> Objective: Select, from the data, each line where "para" occurs.

Data excerpts
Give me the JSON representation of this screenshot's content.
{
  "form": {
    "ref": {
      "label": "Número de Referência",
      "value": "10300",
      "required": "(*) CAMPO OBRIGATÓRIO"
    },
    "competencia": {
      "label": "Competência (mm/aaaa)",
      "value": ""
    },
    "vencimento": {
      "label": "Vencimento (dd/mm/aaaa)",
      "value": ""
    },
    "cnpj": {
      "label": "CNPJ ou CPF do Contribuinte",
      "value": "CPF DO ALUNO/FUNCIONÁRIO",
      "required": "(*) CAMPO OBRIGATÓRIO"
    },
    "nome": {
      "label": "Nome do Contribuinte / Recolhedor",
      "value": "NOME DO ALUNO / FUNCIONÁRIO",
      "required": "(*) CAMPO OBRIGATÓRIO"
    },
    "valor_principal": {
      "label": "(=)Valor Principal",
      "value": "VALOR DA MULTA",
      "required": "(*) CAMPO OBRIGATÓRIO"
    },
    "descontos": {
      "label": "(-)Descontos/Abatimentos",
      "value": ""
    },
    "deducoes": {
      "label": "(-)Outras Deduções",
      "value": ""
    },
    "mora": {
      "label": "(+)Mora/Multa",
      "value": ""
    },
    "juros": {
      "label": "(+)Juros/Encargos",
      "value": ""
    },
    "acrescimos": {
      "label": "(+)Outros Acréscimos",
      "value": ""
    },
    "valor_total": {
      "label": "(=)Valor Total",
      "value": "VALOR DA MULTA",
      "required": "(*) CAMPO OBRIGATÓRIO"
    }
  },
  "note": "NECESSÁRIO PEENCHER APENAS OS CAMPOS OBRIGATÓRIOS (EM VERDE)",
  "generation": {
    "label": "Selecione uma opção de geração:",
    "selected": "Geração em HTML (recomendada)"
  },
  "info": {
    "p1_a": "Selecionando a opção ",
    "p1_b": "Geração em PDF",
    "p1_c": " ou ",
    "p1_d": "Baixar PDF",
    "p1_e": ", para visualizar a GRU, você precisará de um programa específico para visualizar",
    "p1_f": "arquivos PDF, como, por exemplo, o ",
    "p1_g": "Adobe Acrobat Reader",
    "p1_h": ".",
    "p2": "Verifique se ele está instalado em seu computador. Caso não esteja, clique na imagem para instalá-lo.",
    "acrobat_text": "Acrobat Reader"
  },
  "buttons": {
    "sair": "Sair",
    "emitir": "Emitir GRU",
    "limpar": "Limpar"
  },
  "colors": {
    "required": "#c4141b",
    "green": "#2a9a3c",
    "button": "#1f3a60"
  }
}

> Response to this exercise:
    "p1_e": ", para visualizar a GRU, você precisará de um programa específico para visualizar",
    "p2": "Verifique se ele está instalado em seu computador. Caso não esteja, clique na imagem para instalá-lo.",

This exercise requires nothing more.